Directive.
Set the following entries down again exactly, line by line.

Data to use.
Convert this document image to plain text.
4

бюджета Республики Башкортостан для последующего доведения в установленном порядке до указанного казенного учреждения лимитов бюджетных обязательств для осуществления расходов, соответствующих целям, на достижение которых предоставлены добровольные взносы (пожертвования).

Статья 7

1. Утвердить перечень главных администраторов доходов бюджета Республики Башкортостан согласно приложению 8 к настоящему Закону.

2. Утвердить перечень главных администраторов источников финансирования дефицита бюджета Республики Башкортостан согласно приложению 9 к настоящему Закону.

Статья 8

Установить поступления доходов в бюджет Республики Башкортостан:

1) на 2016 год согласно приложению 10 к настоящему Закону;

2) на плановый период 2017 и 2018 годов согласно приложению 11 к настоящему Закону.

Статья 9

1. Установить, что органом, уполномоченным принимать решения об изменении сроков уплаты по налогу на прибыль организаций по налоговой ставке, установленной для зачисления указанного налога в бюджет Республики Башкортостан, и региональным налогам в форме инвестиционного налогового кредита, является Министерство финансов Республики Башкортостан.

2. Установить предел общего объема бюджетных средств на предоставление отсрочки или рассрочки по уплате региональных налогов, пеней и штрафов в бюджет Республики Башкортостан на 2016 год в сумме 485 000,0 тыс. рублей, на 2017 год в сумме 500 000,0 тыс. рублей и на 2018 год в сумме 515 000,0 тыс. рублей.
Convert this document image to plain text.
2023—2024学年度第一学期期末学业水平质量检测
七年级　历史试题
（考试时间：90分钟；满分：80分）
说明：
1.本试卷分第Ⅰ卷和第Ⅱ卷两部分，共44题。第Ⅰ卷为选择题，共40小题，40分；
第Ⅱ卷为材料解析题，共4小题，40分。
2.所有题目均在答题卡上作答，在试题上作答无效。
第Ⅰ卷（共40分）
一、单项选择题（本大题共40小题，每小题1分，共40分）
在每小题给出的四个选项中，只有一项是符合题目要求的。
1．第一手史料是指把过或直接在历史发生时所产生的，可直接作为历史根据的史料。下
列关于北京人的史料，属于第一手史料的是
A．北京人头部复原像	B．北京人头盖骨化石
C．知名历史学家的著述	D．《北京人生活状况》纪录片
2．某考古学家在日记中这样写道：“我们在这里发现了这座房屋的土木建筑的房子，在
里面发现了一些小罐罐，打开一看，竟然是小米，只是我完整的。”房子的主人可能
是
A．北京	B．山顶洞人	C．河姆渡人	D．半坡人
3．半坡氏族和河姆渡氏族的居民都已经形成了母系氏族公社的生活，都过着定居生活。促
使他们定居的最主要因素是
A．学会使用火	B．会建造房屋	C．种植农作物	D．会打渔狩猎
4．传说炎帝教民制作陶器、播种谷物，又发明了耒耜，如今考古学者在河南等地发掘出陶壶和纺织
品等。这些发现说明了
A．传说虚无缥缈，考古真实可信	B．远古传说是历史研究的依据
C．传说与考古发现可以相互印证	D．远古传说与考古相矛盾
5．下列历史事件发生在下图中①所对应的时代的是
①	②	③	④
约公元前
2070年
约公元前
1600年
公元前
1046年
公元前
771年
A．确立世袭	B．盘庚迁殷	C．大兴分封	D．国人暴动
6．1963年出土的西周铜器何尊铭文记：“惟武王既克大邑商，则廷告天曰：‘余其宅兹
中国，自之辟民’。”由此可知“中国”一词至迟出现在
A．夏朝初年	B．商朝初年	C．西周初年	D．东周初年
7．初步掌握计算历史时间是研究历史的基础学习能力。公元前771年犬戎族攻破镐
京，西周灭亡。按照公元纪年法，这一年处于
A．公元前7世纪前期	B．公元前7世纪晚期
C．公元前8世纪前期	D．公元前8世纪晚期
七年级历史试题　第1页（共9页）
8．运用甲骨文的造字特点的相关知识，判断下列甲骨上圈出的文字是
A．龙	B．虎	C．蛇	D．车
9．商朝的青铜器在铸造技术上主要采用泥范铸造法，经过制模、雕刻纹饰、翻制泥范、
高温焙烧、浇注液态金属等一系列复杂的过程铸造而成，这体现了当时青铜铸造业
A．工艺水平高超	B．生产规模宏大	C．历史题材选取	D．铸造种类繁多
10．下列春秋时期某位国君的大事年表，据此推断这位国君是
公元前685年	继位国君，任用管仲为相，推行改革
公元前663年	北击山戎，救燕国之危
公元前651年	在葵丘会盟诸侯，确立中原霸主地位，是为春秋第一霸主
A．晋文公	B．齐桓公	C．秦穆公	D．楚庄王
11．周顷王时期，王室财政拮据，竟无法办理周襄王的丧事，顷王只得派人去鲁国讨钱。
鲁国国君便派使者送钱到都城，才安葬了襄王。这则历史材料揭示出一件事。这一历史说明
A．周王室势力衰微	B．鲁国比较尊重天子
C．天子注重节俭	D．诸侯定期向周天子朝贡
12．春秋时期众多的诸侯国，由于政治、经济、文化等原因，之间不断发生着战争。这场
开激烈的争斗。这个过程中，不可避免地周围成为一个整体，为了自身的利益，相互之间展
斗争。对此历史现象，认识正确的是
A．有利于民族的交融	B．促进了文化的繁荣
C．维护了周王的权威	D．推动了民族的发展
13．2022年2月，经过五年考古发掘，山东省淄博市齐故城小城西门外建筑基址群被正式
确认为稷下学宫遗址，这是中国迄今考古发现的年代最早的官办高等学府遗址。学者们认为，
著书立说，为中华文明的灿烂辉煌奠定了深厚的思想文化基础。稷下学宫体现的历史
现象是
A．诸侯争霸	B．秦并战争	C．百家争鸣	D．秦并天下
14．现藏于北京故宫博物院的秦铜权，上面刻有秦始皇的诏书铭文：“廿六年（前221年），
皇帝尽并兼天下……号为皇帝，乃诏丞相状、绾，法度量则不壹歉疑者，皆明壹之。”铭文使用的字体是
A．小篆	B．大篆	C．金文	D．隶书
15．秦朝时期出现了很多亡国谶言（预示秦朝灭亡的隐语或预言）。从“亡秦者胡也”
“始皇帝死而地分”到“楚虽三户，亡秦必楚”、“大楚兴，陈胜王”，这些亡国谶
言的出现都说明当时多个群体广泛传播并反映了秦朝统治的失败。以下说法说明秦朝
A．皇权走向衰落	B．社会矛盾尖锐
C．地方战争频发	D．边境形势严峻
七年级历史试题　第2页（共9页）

Result of the exercise.
Convert this document image to plain text.
4

бюджета Республики Башкортостан для последующего доведения в установленном порядке до указанного казенного учреждения лимитов бюджетных обязательств для осуществления расходов, соответствующих целям, на достижение которых предоставлены добровольные взносы (пожертвования).

Статья 7

1. Утвердить перечень главных администраторов доходов бюджета Республики Башкортостан согласно приложению 8 к настоящему Закону.

2. Утвердить перечень главных администраторов источников финансирования дефицита бюджета Республики Башкортостан согласно приложению 9 к настоящему Закону.

Статья 8

Установить поступления доходов в бюджет Республики Башкортостан:

1) на 2016 год согласно приложению 10 к настоящему Закону;

2) на плановый период 2017 и 2018 годов согласно приложению 11 к настоящему Закону.

Статья 9

1. Установить, что органом, уполномоченным принимать решения об изменении сроков уплаты по налогу на прибыль организаций по налоговой ставке, установленной для зачисления указанного налога в бюджет Республики Башкортостан, и региональным налогам в форме инвестиционного налогового кредита, является Министерство финансов Республики Башкортостан.

2. Установить предел общего объема бюджетных средств на предоставление отсрочки или рассрочки по уплате региональных налогов, пеней и штрафов в бюджет Республики Башкортостан на 2016 год в сумме 485 000,0 тыс. рублей, на 2017 год в сумме 500 000,0 тыс. рублей и на 2018 год в сумме 515 000,0 тыс. рублей.
Convert this document image to plain text.
2023—2024学年度第一学期期末学业水平质量检测
七年级　历史试题
（考试时间：90分钟；满分：80分）
说明：
1.本试卷分第Ⅰ卷和第Ⅱ卷两部分，共44题。第Ⅰ卷为选择题，共40小题，40分；
第Ⅱ卷为材料解析题，共4小题，40分。
2.所有题目均在答题卡上作答，在试题上作答无效。
第Ⅰ卷（共40分）
一、单项选择题（本大题共40小题，每小题1分，共40分）
在每小题给出的四个选项中，只有一项是符合题目要求的。
1．第一手史料是指把过或直接在历史发生时所产生的，可直接作为历史根据的史料。下
列关于北京人的史料，属于第一手史料的是
A．北京人头部复原像	B．北京人头盖骨化石
C．知名历史学家的著述	D．《北京人生活状况》纪录片
2．某考古学家在日记中这样写道：“我们在这里发现了这座房屋的土木建筑的房子，在
里面发现了一些小罐罐，打开一看，竟然是小米，只是我完整的。”房子的主人可能
是
A．北京	B．山顶洞人	C．河姆渡人	D．半坡人
3．半坡氏族和河姆渡氏族的居民都已经形成了母系氏族公社的生活，都过着定居生活。促
使他们定居的最主要因素是
A．学会使用火	B．会建造房屋	C．种植农作物	D．会打渔狩猎
4．传说炎帝教民制作陶器、播种谷物，又发明了耒耜，如今考古学者在河南等地发掘出陶壶和纺织
品等。这些发现说明了
A．传说虚无缥缈，考古真实可信	B．远古传说是历史研究的依据
C．传说与考古发现可以相互印证	D．远古传说与考古相矛盾
5．下列历史事件发生在下图中①所对应的时代的是
①	②	③	④
约公元前
2070年
约公元前
1600年
公元前
1046年
公元前
771年
A．确立世袭	B．盘庚迁殷	C．大兴分封	D．国人暴动
6．1963年出土的西周铜器何尊铭文记：“惟武王既克大邑商，则廷告天曰：‘余其宅兹
中国，自之辟民’。”由此可知“中国”一词至迟出现在
A．夏朝初年	B．商朝初年	C．西周初年	D．东周初年
7．初步掌握计算历史时间是研究历史的基础学习能力。公元前771年犬戎族攻破镐
京，西周灭亡。按照公元纪年法，这一年处于
A．公元前7世纪前期	B．公元前7世纪晚期
C．公元前8世纪前期	D．公元前8世纪晚期
七年级历史试题　第1页（共9页）
8．运用甲骨文的造字特点的相关知识，判断下列甲骨上圈出的文字是
A．龙	B．虎	C．蛇	D．车
9．商朝的青铜器在铸造技术上主要采用泥范铸造法，经过制模、雕刻纹饰、翻制泥范、
高温焙烧、浇注液态金属等一系列复杂的过程铸造而成，这体现了当时青铜铸造业
A．工艺水平高超	B．生产规模宏大	C．历史题材选取	D．铸造种类繁多
10．下列春秋时期某位国君的大事年表，据此推断这位国君是
公元前685年	继位国君，任用管仲为相，推行改革
公元前663年	北击山戎，救燕国之危
公元前651年	在葵丘会盟诸侯，确立中原霸主地位，是为春秋第一霸主
A．晋文公	B．齐桓公	C．秦穆公	D．楚庄王
11．周顷王时期，王室财政拮据，竟无法办理周襄王的丧事，顷王只得派人去鲁国讨钱。
鲁国国君便派使者送钱到都城，才安葬了襄王。这则历史材料揭示出一件事。这一历史说明
A．周王室势力衰微	B．鲁国比较尊重天子
C．天子注重节俭	D．诸侯定期向周天子朝贡
12．春秋时期众多的诸侯国，由于政治、经济、文化等原因，之间不断发生着战争。这场
开激烈的争斗。这个过程中，不可避免地周围成为一个整体，为了自身的利益，相互之间展
斗争。对此历史现象，认识正确的是
A．有利于民族的交融	B．促进了文化的繁荣
C．维护了周王的权威	D．推动了民族的发展
13．2022年2月，经过五年考古发掘，山东省淄博市齐故城小城西门外建筑基址群被正式
确认为稷下学宫遗址，这是中国迄今考古发现的年代最早的官办高等学府遗址。学者们认为，
著书立说，为中华文明的灿烂辉煌奠定了深厚的思想文化基础。稷下学宫体现的历史
现象是
A．诸侯争霸	B．秦并战争	C．百家争鸣	D．秦并天下
14．现藏于北京故宫博物院的秦铜权，上面刻有秦始皇的诏书铭文：“廿六年（前221年），
皇帝尽并兼天下……号为皇帝，乃诏丞相状、绾，法度量则不壹歉疑者，皆明壹之。”铭文使用的字体是
A．小篆	B．大篆	C．金文	D．隶书
15．秦朝时期出现了很多亡国谶言（预示秦朝灭亡的隐语或预言）。从“亡秦者胡也”
“始皇帝死而地分”到“楚虽三户，亡秦必楚”、“大楚兴，陈胜王”，这些亡国谶
言的出现都说明当时多个群体广泛传播并反映了秦朝统治的失败。以下说法说明秦朝
A．皇权走向衰落	B．社会矛盾尖锐
C．地方战争频发	D．边境形势严峻
七年级历史试题　第2页（共9页）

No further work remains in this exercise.